** Opening EXCERPT PROVIDED block **

Body temperature can be maintained using various means, or can be disabled completely when creating a world, or with the following world config command:

/worldconfig bodyTemperatureResistance -40

Players may employ several tactics to ensure they stay warm in cold conditions. The first is by wearing warm clothes . Woollen or fur lined clothes tend to grant more temperature protection, and clothes lose temperature protection as their condition degrades.

Different blocks and mechanics can also help heat up the player's surroundings. A torch held in the offhand or the active slot will raise the temperature slightly by how much?. Standing beside a lit firepit , forge or bloomery will warm the player up and raise their body temperature for a time even after stepping away from the heat source. Burning wood or coal piles will have the same effect.

Note that only the firepit will be able to "heat up a room", as the firepit's warming range will be larger while in an enclosed room - other heat sources, or an open air firepit, will only heat up the area in very close proximity to them.

Enclosed rooms

Staying in enclosed rooms will benefit the player, as their body temperature will be raised by 1°C as long as they stay inside. Room calculation is quite generous in version 1.18.0, and enclosed rooms can be far larger than a cellar or greenhouse . The warming range of firepits will be larger indoors then outside (since version v1.14.8-rc.1) - enabling the player to efficiently warm up a room if there is a burning firepit in it.

A room is considered completely enclosed if there are no openings. An enclosed room must fulfill the following criteria:

  • The room cannot have any entrances aside from a door or trapdoor (rough doors do not count)
  • The room needs to be completely closed off by solid block faces. All the walls need to be complete, without any holes created by slabs or stairs - however, if the full faces of slabs or stairs are located to the inside of the room, they will count
    • Chiseled blocks count as valid blocks for rooms, with the following limitations: The inward facing side must be almost solid (less than 20 voxels missing), and at least 50% of the blocks volume must be retained
    • Slanted roof blocks count towards enclosing a room
  • The room can be a maximum size of 14x14x14. Specifically, any point of the room cannot be more than 14 blocks (counting inclusively) away from the room's walls. Diagonals for this calculation count as 2 blocks long.

** Closing EXCERPT PROVIDED block **

> _PROBLEMS TO SOLVE_
(a) From the excerpt on body temperature, translate this sentence into Spanish: "A room is considered completely enclosed if there are no openings."
(b) Reproduce verbatim the part of the excerpt on body temperature between "Body temperature can" and "their condition degrades.", inclusive.

** Opening DATA EXTRACT block **

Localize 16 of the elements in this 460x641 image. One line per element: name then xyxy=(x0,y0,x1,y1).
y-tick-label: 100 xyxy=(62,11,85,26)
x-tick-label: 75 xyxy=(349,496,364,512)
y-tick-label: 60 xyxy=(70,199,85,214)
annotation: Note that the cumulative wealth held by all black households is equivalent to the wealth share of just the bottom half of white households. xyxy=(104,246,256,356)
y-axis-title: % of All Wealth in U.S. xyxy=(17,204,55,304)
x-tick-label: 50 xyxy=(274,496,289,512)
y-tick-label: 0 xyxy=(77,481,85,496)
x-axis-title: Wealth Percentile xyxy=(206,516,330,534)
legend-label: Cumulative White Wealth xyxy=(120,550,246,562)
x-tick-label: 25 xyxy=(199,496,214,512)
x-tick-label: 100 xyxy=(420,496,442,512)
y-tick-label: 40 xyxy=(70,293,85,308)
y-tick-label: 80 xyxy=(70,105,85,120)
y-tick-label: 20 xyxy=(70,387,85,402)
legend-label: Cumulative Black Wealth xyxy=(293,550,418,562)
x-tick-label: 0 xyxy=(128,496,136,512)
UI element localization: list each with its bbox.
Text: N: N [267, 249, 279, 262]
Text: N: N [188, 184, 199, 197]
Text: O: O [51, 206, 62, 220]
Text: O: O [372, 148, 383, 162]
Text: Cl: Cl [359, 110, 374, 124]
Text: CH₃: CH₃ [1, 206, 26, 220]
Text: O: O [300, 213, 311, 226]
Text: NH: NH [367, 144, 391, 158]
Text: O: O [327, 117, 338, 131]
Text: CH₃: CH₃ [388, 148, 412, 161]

** Closing DATA EXTRACT block **

> _EXPECTED OUTPUTS_
(a) Una habitación se considera completamente cerrada si no tiene aberturas.

(b)
Body temperature can be maintained using various means, or can be disabled completely when creating a world, or with the following world config command:

/worldconfig bodyTemperatureResistance -40

Players may employ several tactics to ensure they stay warm in cold conditions. The first is by wearing warm clothes . Woollen or fur lined clothes tend to grant more temperature protection, and clothes lose temperature protection as their condition degrades.